Problem description: Omit every picture and output the rest of the records exactly as they are.

Records from a dataset:
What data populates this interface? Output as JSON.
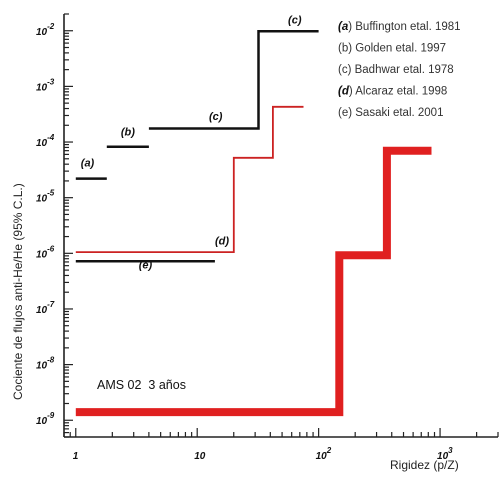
{
  "chart_data": {
    "type": "line",
    "title": "",
    "xlabel": "Rigidez (p/Z)",
    "ylabel": "Cociente de flujos anti-He/He  (95% C.L.)",
    "xscale": "log",
    "yscale": "log",
    "xlim": [
      0.8,
      3000
    ],
    "ylim": [
      5e-10,
      0.02
    ],
    "grid": false,
    "x_ticks": [
      {
        "value": 1,
        "label": "1"
      },
      {
        "value": 10,
        "label": "10"
      },
      {
        "value": 100,
        "label": "10",
        "exp": "2"
      },
      {
        "value": 1000,
        "label": "10",
        "exp": "3"
      }
    ],
    "y_ticks": [
      {
        "value": 0.01,
        "label": "10",
        "exp": "-2"
      },
      {
        "value": 0.001,
        "label": "10",
        "exp": "-3"
      },
      {
        "value": 0.0001,
        "label": "10",
        "exp": "-4"
      },
      {
        "value": 1e-05,
        "label": "10",
        "exp": "-5"
      },
      {
        "value": 1e-06,
        "label": "10",
        "exp": "-6"
      },
      {
        "value": 1e-07,
        "label": "10",
        "exp": "-7"
      },
      {
        "value": 1e-08,
        "label": "10",
        "exp": "-8"
      },
      {
        "value": 1e-09,
        "label": "10",
        "exp": "-9"
      }
    ],
    "legend": {
      "placement": "top-right",
      "entries": [
        {
          "tag": "(a",
          "text": ") Buffington etal. 1981"
        },
        {
          "tag": "",
          "text": "(b) Golden etal. 1997"
        },
        {
          "tag": "",
          "text": "(c) Badhwar etal. 1978"
        },
        {
          "tag": "(d",
          "text": ") Alcaraz etal. 1998"
        },
        {
          "tag": "",
          "text": "(e) Sasaki etal. 2001"
        }
      ]
    },
    "series": [
      {
        "tag": "(a)",
        "color": "#111111",
        "width": 2.5,
        "steps": [
          [
            1.0,
            2.2e-05
          ],
          [
            1.8,
            2.2e-05
          ]
        ],
        "tag_at": [
          1.1,
          3.6e-05
        ]
      },
      {
        "tag": "(b)",
        "color": "#111111",
        "width": 2.5,
        "steps": [
          [
            1.8,
            8.2e-05
          ],
          [
            4.0,
            8.2e-05
          ]
        ],
        "tag_at": [
          2.35,
          0.00013
        ]
      },
      {
        "tag": "(c)",
        "color": "#111111",
        "width": 2.5,
        "steps": [
          [
            4.0,
            0.000175
          ],
          [
            32,
            0.000175
          ],
          [
            32,
            0.0098
          ],
          [
            100,
            0.0098
          ]
        ],
        "tag_at": [
          12.5,
          0.00025
        ],
        "tag2_at": [
          56,
          0.0135
        ]
      },
      {
        "tag": "(d)",
        "color": "#cc2222",
        "width": 1.8,
        "steps": [
          [
            1.0,
            1.05e-06
          ],
          [
            20,
            1.05e-06
          ],
          [
            20,
            5.2e-05
          ],
          [
            42,
            5.2e-05
          ],
          [
            42,
            0.00043
          ],
          [
            75,
            0.00043
          ]
        ],
        "tag_at": [
          14,
          1.45e-06
        ]
      },
      {
        "tag": "(e)",
        "color": "#111111",
        "width": 2.5,
        "steps": [
          [
            1.0,
            7.2e-07
          ],
          [
            14,
            7.2e-07
          ]
        ],
        "tag_at": [
          3.3,
          5.3e-07
        ]
      },
      {
        "tag": "AMS 02 3 años",
        "color": "#e02020",
        "width": 8,
        "steps": [
          [
            1.0,
            1.4e-09
          ],
          [
            148,
            1.4e-09
          ],
          [
            148,
            9.2e-07
          ],
          [
            365,
            9.2e-07
          ],
          [
            365,
            7e-05
          ],
          [
            850,
            7e-05
          ]
        ]
      }
    ],
    "annotation": "AMS 02  3 años"
  }
}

Task response:
What data populates this interface? Output as JSON.
{
  "chart_data": {
    "type": "line",
    "title": "",
    "xlabel": "Rigidez (p/Z)",
    "ylabel": "Cociente de flujos anti-He/He  (95% C.L.)",
    "xscale": "log",
    "yscale": "log",
    "xlim": [
      0.8,
      3000
    ],
    "ylim": [
      5e-10,
      0.02
    ],
    "grid": false,
    "x_ticks": [
      {
        "value": 1,
        "label": "1"
      },
      {
        "value": 10,
        "label": "10"
      },
      {
        "value": 100,
        "label": "10",
        "exp": "2"
      },
      {
        "value": 1000,
        "label": "10",
        "exp": "3"
      }
    ],
    "y_ticks": [
      {
        "value": 0.01,
        "label": "10",
        "exp": "-2"
      },
      {
        "value": 0.001,
        "label": "10",
        "exp": "-3"
      },
      {
        "value": 0.0001,
        "label": "10",
        "exp": "-4"
      },
      {
        "value": 1e-05,
        "label": "10",
        "exp": "-5"
      },
      {
        "value": 1e-06,
        "label": "10",
        "exp": "-6"
      },
      {
        "value": 1e-07,
        "label": "10",
        "exp": "-7"
      },
      {
        "value": 1e-08,
        "label": "10",
        "exp": "-8"
      },
      {
        "value": 1e-09,
        "label": "10",
        "exp": "-9"
      }
    ],
    "legend": {
      "placement": "top-right",
      "entries": [
        {
          "tag": "(a",
          "text": ") Buffington etal. 1981"
        },
        {
          "tag": "",
          "text": "(b) Golden etal. 1997"
        },
        {
          "tag": "",
          "text": "(c) Badhwar etal. 1978"
        },
        {
          "tag": "(d",
          "text": ") Alcaraz etal. 1998"
        },
        {
          "tag": "",
          "text": "(e) Sasaki etal. 2001"
        }
      ]
    },
    "series": [
      {
        "tag": "(a)",
        "color": "#111111",
        "width": 2.5,
        "steps": [
          [
            1.0,
            2.2e-05
          ],
          [
            1.8,
            2.2e-05
          ]
        ],
        "tag_at": [
          1.1,
          3.6e-05
        ]
      },
      {
        "tag": "(b)",
        "color": "#111111",
        "width": 2.5,
        "steps": [
          [
            1.8,
            8.2e-05
          ],
          [
            4.0,
            8.2e-05
          ]
        ],
        "tag_at": [
          2.35,
          0.00013
        ]
      },
      {
        "tag": "(c)",
        "color": "#111111",
        "width": 2.5,
        "steps": [
          [
            4.0,
            0.000175
          ],
          [
            32,
            0.000175
          ],
          [
            32,
            0.0098
          ],
          [
            100,
            0.0098
          ]
        ],
        "tag_at": [
          12.5,
          0.00025
        ],
        "tag2_at": [
          56,
          0.0135
        ]
      },
      {
        "tag": "(d)",
        "color": "#cc2222",
        "width": 1.8,
        "steps": [
          [
            1.0,
            1.05e-06
          ],
          [
            20,
            1.05e-06
          ],
          [
            20,
            5.2e-05
          ],
          [
            42,
            5.2e-05
          ],
          [
            42,
            0.00043
          ],
          [
            75,
            0.00043
          ]
        ],
        "tag_at": [
          14,
          1.45e-06
        ]
      },
      {
        "tag": "(e)",
        "color": "#111111",
        "width": 2.5,
        "steps": [
          [
            1.0,
            7.2e-07
          ],
          [
            14,
            7.2e-07
          ]
        ],
        "tag_at": [
          3.3,
          5.3e-07
        ]
      },
      {
        "tag": "AMS 02 3 años",
        "color": "#e02020",
        "width": 8,
        "steps": [
          [
            1.0,
            1.4e-09
          ],
          [
            148,
            1.4e-09
          ],
          [
            148,
            9.2e-07
          ],
          [
            365,
            9.2e-07
          ],
          [
            365,
            7e-05
          ],
          [
            850,
            7e-05
          ]
        ]
      }
    ],
    "annotation": "AMS 02  3 años"
  }
}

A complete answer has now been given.